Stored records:
┄┄┄┄┄┄

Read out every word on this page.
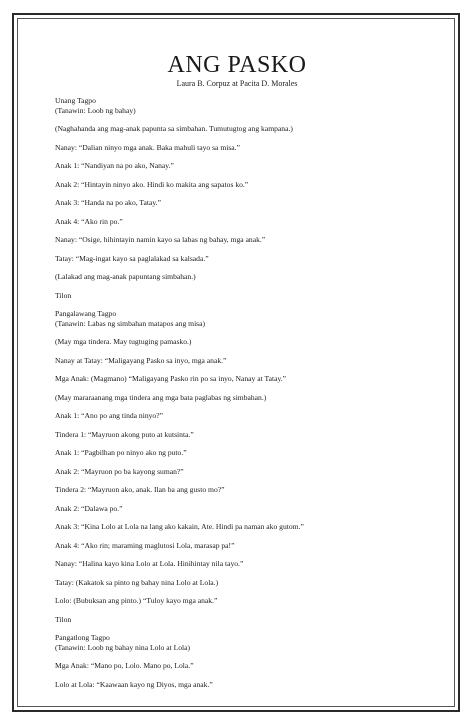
ANG PASKO
Laura B. Corpuz at Pacita D. Morales
Unang Tagpo
(Tanawin: Loob ng bahay)
(Naghahanda ang mag-anak papunta sa simbahan. Tumutugtog ang kampana.)
Nanay: “Dalian ninyo mga anak. Baka mahuli tayo sa misa.”
Anak 1: “Nandiyan na po ako, Nanay.”
Anak 2: “Hintayin ninyo ako. Hindi ko makita ang sapatos ko.”
Anak 3: “Handa na po ako, Tatay.”
Anak 4: “Ako rin po.”
Nanay: “Osige, hihintayin namin kayo sa labas ng bahay, mga anak.”
Tatay: “Mag-ingat kayo sa paglalakad sa kalsada.”
(Lalakad ang mag-anak papuntang simbahan.)
Tilon
Pangalawang Tagpo
(Tanawin: Labas ng simbahan matapos ang misa)
(May mga tindera. May tugtuging pamasko.)
Nanay at Tatay: “Maligayang Pasko sa inyo, mga anak.”
Mga Anak: (Magmano) “Maligayang Pasko rin po sa inyo, Nanay at Tatay.”
(May mararaanang mga tindera ang mga bata paglabas ng simbahan.)
Anak 1: “Ano po ang tinda ninyo?”
Tindera 1: “Mayruon akong puto at kutsinta.”
Anak 1: “Pagbilhan po ninyo ako ng puto.”
Anak 2: “Mayruon po ba kayong suman?”
Tindera 2: “Mayruon ako, anak. Ilan ba ang gusto mo?”
Anak 2: “Dalawa po.”
Anak 3: “Kina Lolo at Lola na lang ako kakain, Ate. Hindi pa naman ako gutom.”
Anak 4: “Ako rin; maraming maglutosi Lola, marasap pa!”
Nanay: “Halina kayo kina Lolo at Lola. Hinihintay nila tayo.”
Tatay: (Kakatok sa pinto ng bahay nina Lolo at Lola.)
Lolo: (Bubuksan ang pinto.) “Tuloy kayo mga anak.”
Tilon
Pangatlong Tagpo
(Tanawin: Loob ng bahay nina Lolo at Lola)
Mga Anak: “Mano po, Lolo. Mano po, Lola.”
Lolo at Lola: “Kaawaan kayo ng Diyos, mga anak.”
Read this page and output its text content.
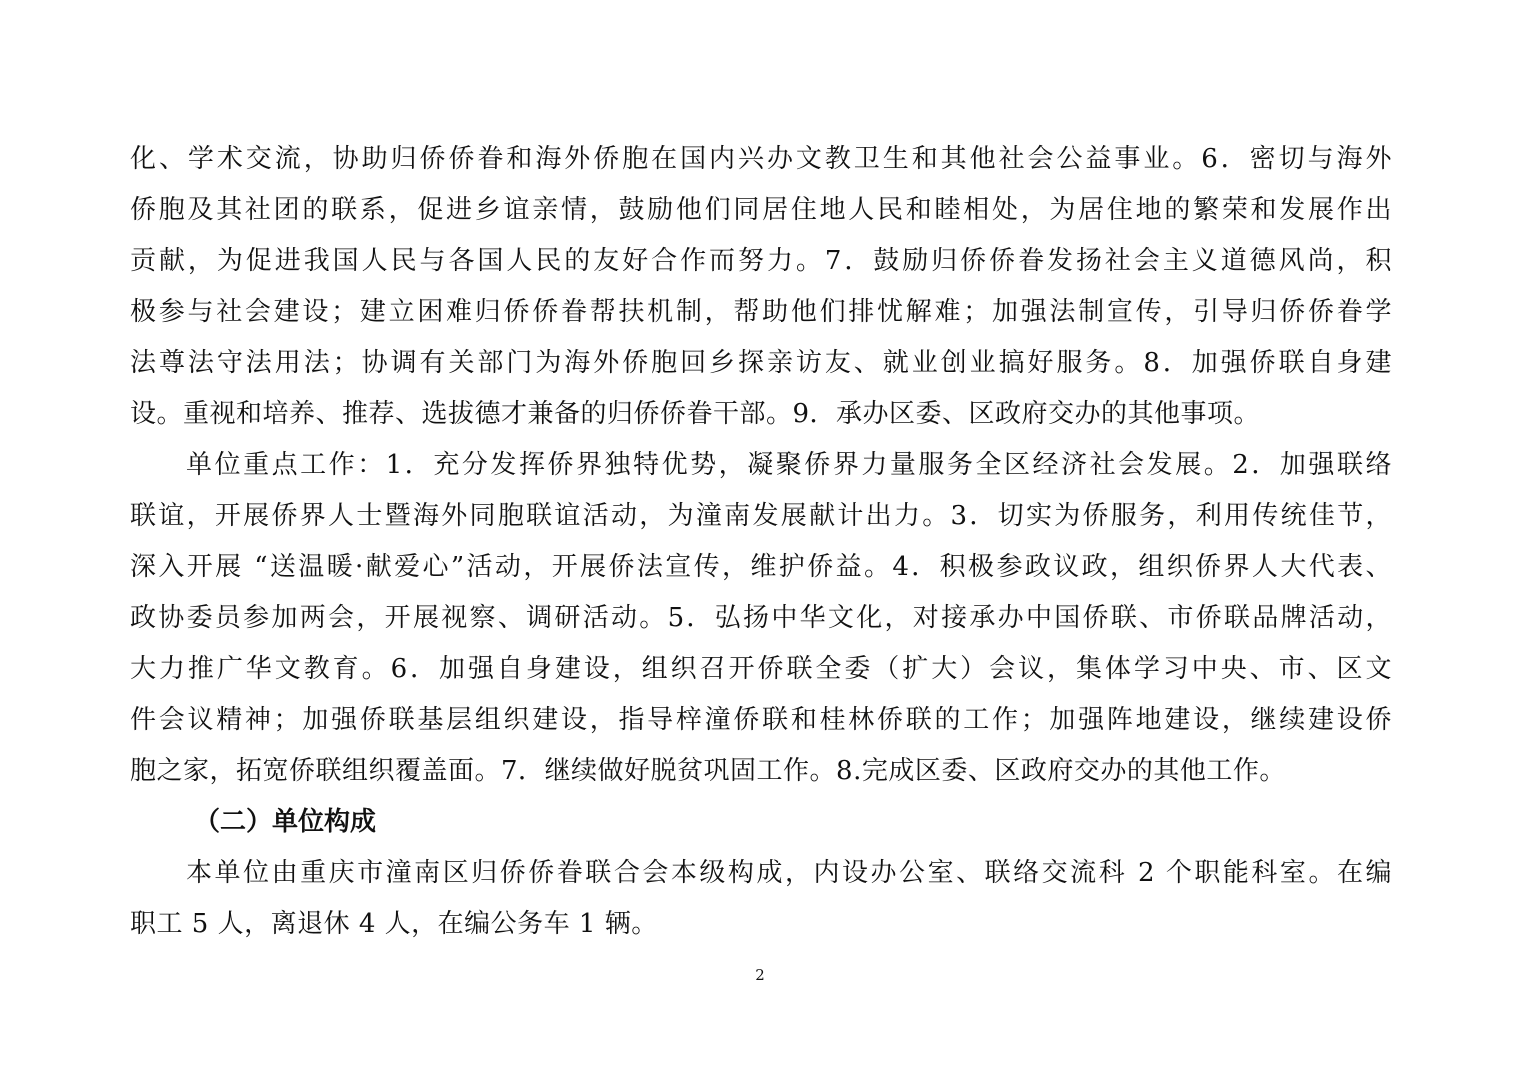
化、学术交流，协助归侨侨眷和海外侨胞在国内兴办文教卫生和其他社会公益事业。6．密切与海外
侨胞及其社团的联系，促进乡谊亲情，鼓励他们同居住地人民和睦相处，为居住地的繁荣和发展作出
贡献，为促进我国人民与各国人民的友好合作而努力。7．鼓励归侨侨眷发扬社会主义道德风尚，积
极参与社会建设；建立困难归侨侨眷帮扶机制，帮助他们排忧解难；加强法制宣传，引导归侨侨眷学
法尊法守法用法；协调有关部门为海外侨胞回乡探亲访友、就业创业搞好服务。8．加强侨联自身建
设。重视和培养、推荐、选拔德才兼备的归侨侨眷干部。9．承办区委、区政府交办的其他事项。
单位重点工作：1．充分发挥侨界独特优势，凝聚侨界力量服务全区经济社会发展。2．加强联络
联谊，开展侨界人士暨海外同胞联谊活动，为潼南发展献计出力。3．切实为侨服务，利用传统佳节，
深入开展 “送温暖·献爱心”活动，开展侨法宣传，维护侨益。4．积极参政议政，组织侨界人大代表、
政协委员参加两会，开展视察、调研活动。5．弘扬中华文化，对接承办中国侨联、市侨联品牌活动，
大力推广华文教育。6．加强自身建设，组织召开侨联全委（扩大）会议，集体学习中央、市、区文
件会议精神；加强侨联基层组织建设，指导梓潼侨联和桂林侨联的工作；加强阵地建设，继续建设侨
胞之家，拓宽侨联组织覆盖面。7．继续做好脱贫巩固工作。8.完成区委、区政府交办的其他工作。
（二）单位构成
本单位由重庆市潼南区归侨侨眷联合会本级构成，内设办公室、联络交流科 2 个职能科室。在编
职工 5 人，离退休 4 人，在编公务车 1 辆。
2
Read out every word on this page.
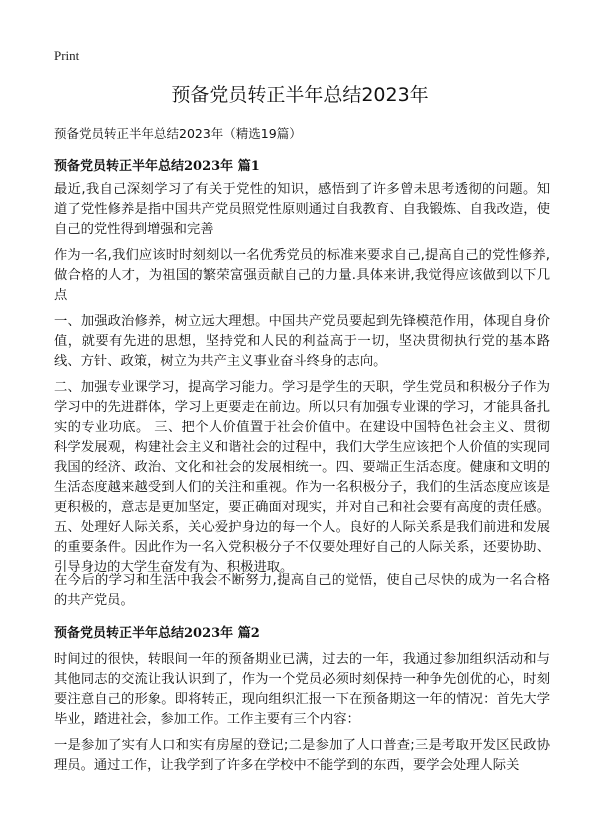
Print
预备党员转正半年总结2023年

预备党员转正半年总结2023年（精选19篇）

预备党员转正半年总结2023年 篇1

最近,我自己深刻学习了有关于党性的知识，感悟到了许多曾未思考透彻的问题。知道了党性修养是指中国共产党员照党性原则通过自我教育、自我锻炼、自我改造，使自己的党性得到增强和完善

作为一名,我们应该时时刻刻以一名优秀党员的标准来要求自己,提高自己的党性修养,做合格的人才，为祖国的繁荣富强贡献自己的力量.具体来讲,我觉得应该做到以下几点

一、加强政治修养，树立远大理想。中国共产党员要起到先锋模范作用，体现自身价值，就要有先进的思想，坚持党和人民的利益高于一切，坚决贯彻执行党的基本路线、方针、政策，树立为共产主义事业奋斗终身的志向。

二、加强专业课学习，提高学习能力。学习是学生的天职，学生党员和积极分子作为学习中的先进群体，学习上更要走在前边。所以只有加强专业课的学习，才能具备扎实的专业功底。 三、把个人价值置于社会价值中。在建设中国特色社会主义、贯彻科学发展观，构建社会主义和谐社会的过程中，我们大学生应该把个人价值的实现同我国的经济、政治、文化和社会的发展相统一。四、要端正生活态度。健康和文明的生活态度越来越受到人们的关注和重视。作为一名积极分子，我们的生活态度应该是更积极的，意志是更加坚定，要正确面对现实，并对自己和社会要有高度的责任感。 五、处理好人际关系，关心爱护身边的每一个人。良好的人际关系是我们前进和发展的重要条件。因此作为一名入党积极分子不仅要处理好自己的人际关系，还要协助、引导身边的大学生奋发有为、积极进取。

在今后的学习和生活中我会不断努力,提高自己的觉悟，使自己尽快的成为一名合格的共产党员。

预备党员转正半年总结2023年 篇2

时间过的很快，转眼间一年的预备期业已满，过去的一年，我通过参加组织活动和与其他同志的交流让我认识到了，作为一个党员必须时刻保持一种争先创优的心，时刻要注意自己的形象。即将转正，现向组织汇报一下在预备期这一年的情况：首先大学毕业，踏进社会，参加工作。工作主要有三个内容：

一是参加了实有人口和实有房屋的登记;二是参加了人口普查;三是考取开发区民政协理员。通过工作，让我学到了许多在学校中不能学到的东西，要学会处理人际关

┄┄┄┄┄┄

What the task asks: Count how many lines in the data above hold the string "puto", and give the number with no other words.

Output: 2